## Task
Where a line in the listing contains the string "false", copy that line out.

## Given data
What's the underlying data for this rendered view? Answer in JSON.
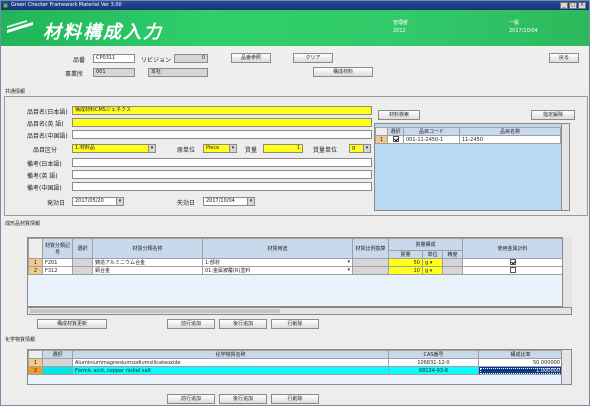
{
  "window": {
    "title": "Green Checker Framework Material Ver 3.00",
    "controls": [
      "_",
      "□",
      "X"
    ]
  },
  "header": {
    "app_title": "材料構成入力",
    "user_role": "管理者",
    "user_id": "2012",
    "mode": "一般",
    "date": "2017/10/04"
  },
  "top_form": {
    "item_no_label": "品番",
    "item_no_value": "CP0311",
    "revision_label": "リビジョン",
    "revision_value": "0",
    "item_ref_button": "品番参照",
    "clear_button": "クリア",
    "back_button": "戻る",
    "office_label": "事業所",
    "office_code": "001",
    "office_name": "本社",
    "constituent_button": "構成材料"
  },
  "basic_info": {
    "section_label": "共通情報",
    "name_jp_label": "品目名(日本語)",
    "name_jp_value": "構成材料CMSジェネクス",
    "name_en_label": "品目名(英 語)",
    "name_zh_label": "品目名(中国語)",
    "category_label": "品目区分",
    "category_value": "1:材料品",
    "unit_label": "原単位",
    "unit_value": "Piece",
    "mass_label": "質量",
    "mass_value": "1",
    "mass_unit_label": "質量単位",
    "mass_unit_value": "g",
    "remark_jp_label": "備考(日本語)",
    "remark_en_label": "備考(英 語)",
    "remark_zh_label": "備考(中国語)",
    "effective_label": "発効日",
    "effective_value": "2017/05/20",
    "expiry_label": "失効日",
    "expiry_value": "2017/10/04",
    "material_search_button": "材料検索",
    "assign_release_button": "指定解除"
  },
  "right_grid": {
    "headers": [
      "選択",
      "品目コード",
      "品目名称"
    ],
    "rows": [
      {
        "num": "1",
        "checked": true,
        "code": "001-11-2450-1",
        "name": "11-2450"
      }
    ]
  },
  "materials": {
    "section_label": "成形品材質情報",
    "headers": [
      "材質分類記号",
      "選択",
      "材質分類名称",
      "材質用途",
      "材質比例換算",
      "質量構成",
      "使用金属計料"
    ],
    "sub_headers": [
      "質量",
      "単位",
      "精度"
    ],
    "rows": [
      {
        "num": "1",
        "code": "F201",
        "name": "鋳造アルミニウム合金",
        "usage": "1:部材",
        "mass": "50",
        "unit": "g",
        "checked": true
      },
      {
        "num": "2",
        "code": "F312",
        "name": "銅合金",
        "usage": "01:金属被覆(R)塗料",
        "mass": "10",
        "unit": "g",
        "checked": false
      }
    ],
    "buttons": [
      "構成材質更新",
      "前行追加",
      "後行追加",
      "行削除"
    ]
  },
  "chemicals": {
    "section_label": "化学物質情報",
    "headers": [
      "選択",
      "化学物質名称",
      "CAS番号",
      "構成比率"
    ],
    "rows": [
      {
        "num": "1",
        "name": "Aluminiummagnesiumsodiumsilicateoxide",
        "cas": "106831-12-0",
        "ratio": "50.000000"
      },
      {
        "num": "2",
        "name": "Formic acid, copper nickel salt",
        "cas": "68134-93-6",
        "ratio": "1.000000"
      }
    ],
    "buttons": [
      "前行追加",
      "後行追加",
      "行削除"
    ]
  },
  "colors": {
    "header_green": "#2fcf6a",
    "title_blue": "#1a3574",
    "required_yellow": "#ffff1a",
    "selected_row_cyan": "#00ffff",
    "row_header_orange": "#f3c88b"
  }
}
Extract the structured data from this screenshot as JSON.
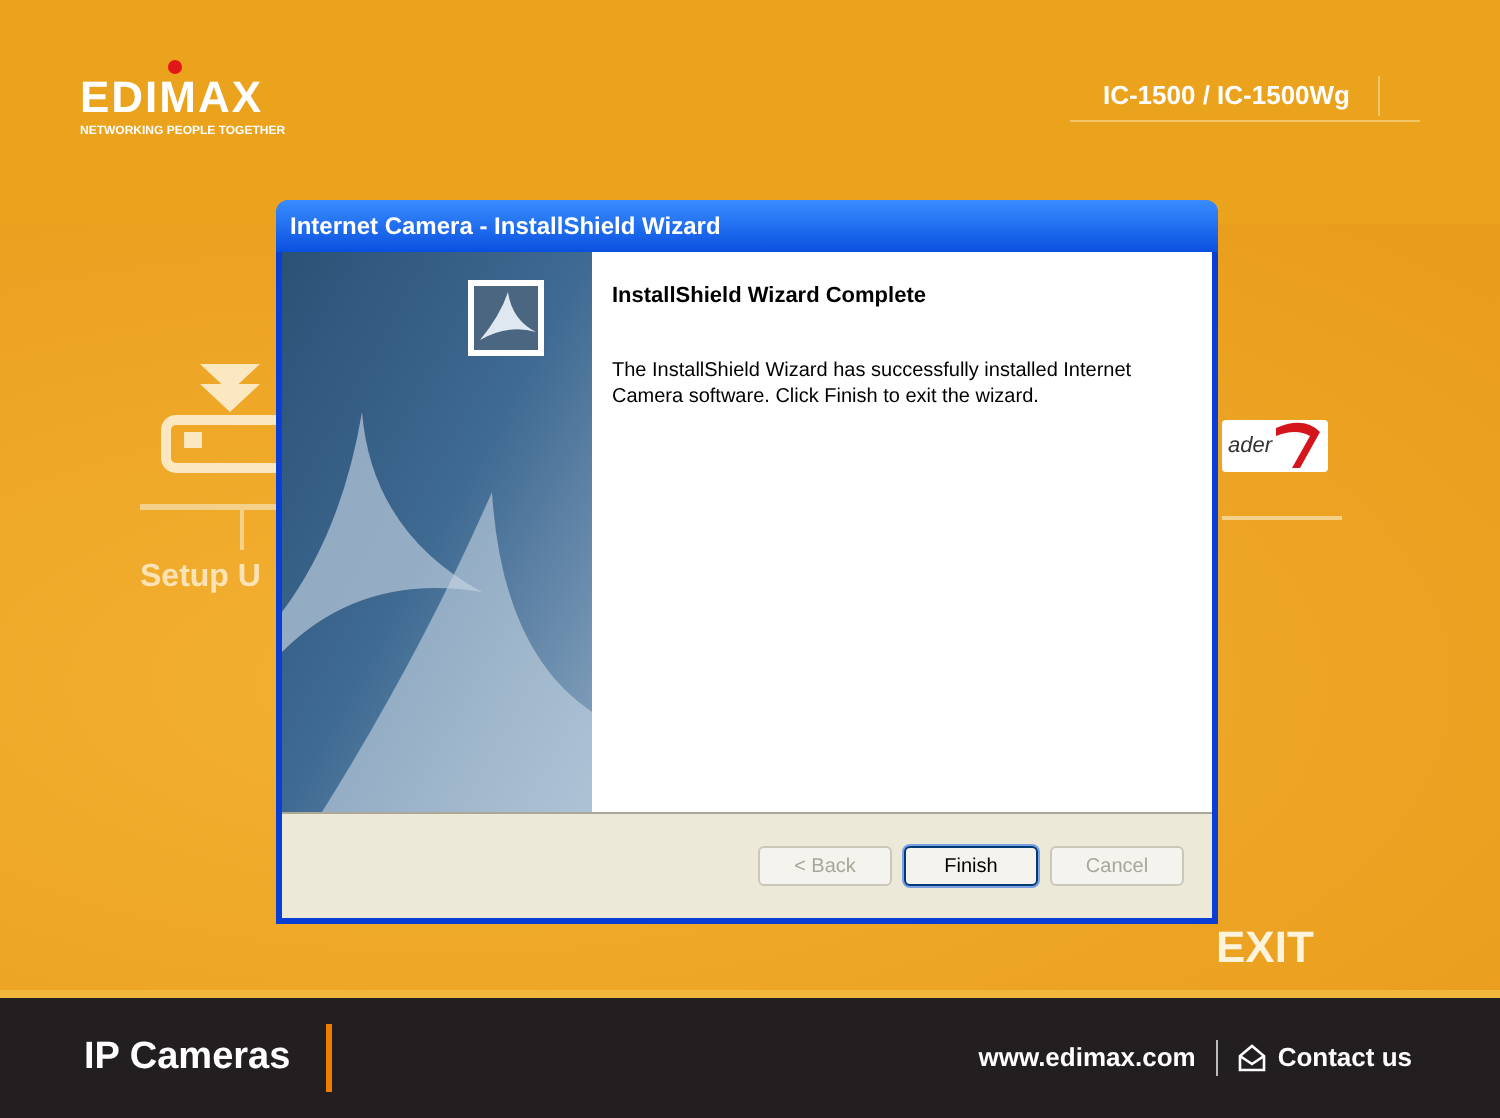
{
  "header": {
    "logo": "EDIMAX",
    "tagline": "NETWORKING PEOPLE TOGETHER",
    "model": "IC-1500 / IC-1500Wg"
  },
  "menu": [
    {
      "kind": "setup",
      "label": "Setup U"
    },
    {
      "kind": "reader",
      "label": "ader"
    },
    {
      "kind": "exit",
      "label": "EXIT"
    }
  ],
  "dialog": {
    "title": "Internet Camera - InstallShield Wizard",
    "heading": "InstallShield Wizard Complete",
    "message": "The InstallShield Wizard has successfully installed Internet Camera software. Click Finish to exit the wizard.",
    "buttons": [
      {
        "label": "< Back",
        "disabled": true,
        "default": false
      },
      {
        "label": "Finish",
        "disabled": false,
        "default": true
      },
      {
        "label": "Cancel",
        "disabled": true,
        "default": false
      }
    ]
  },
  "footer": {
    "title": "IP Cameras",
    "website": "www.edimax.com",
    "contact": "Contact us"
  }
}
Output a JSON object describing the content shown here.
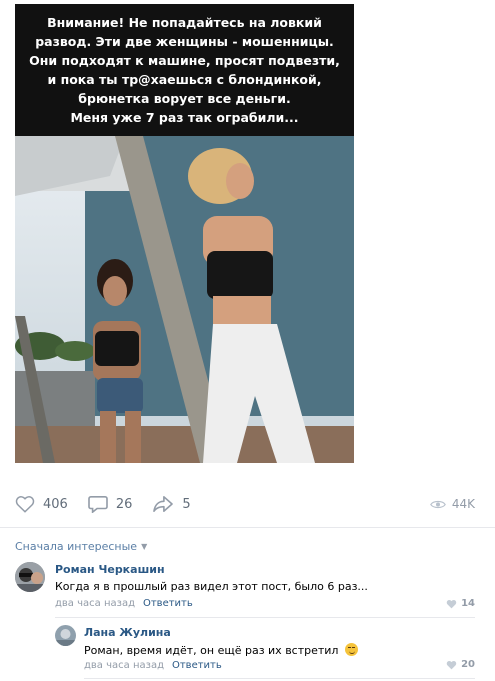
{
  "post": {
    "caption_lines": [
      "Внимание! Не попадайтесь на ловкий",
      "развод. Эти две женщины - мошенницы.",
      "Они подходят к машине, просят подвезти,",
      "и пока ты тр@хаешься с блондинкой,",
      "брюнетка ворует все деньги.",
      "Меня уже 7 раз так ограбили..."
    ]
  },
  "actions": {
    "likes": "406",
    "comments": "26",
    "shares": "5",
    "views": "44K"
  },
  "comments_section": {
    "sort_label": "Сначала интересные",
    "comments": [
      {
        "author": "Роман Черкашин",
        "text": "Когда я в прошлый раз видел этот пост, было 6 раз...",
        "time": "два часа назад",
        "reply_label": "Ответить",
        "likes": "14"
      },
      {
        "author": "Лана Жулина",
        "text": "Роман, время идёт, он ещё раз их встретил",
        "time": "два часа назад",
        "reply_label": "Ответить",
        "likes": "20"
      }
    ]
  }
}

## Solution to the exercise
        "checked": false
        "default": false
        "disabled": false,
        "default": false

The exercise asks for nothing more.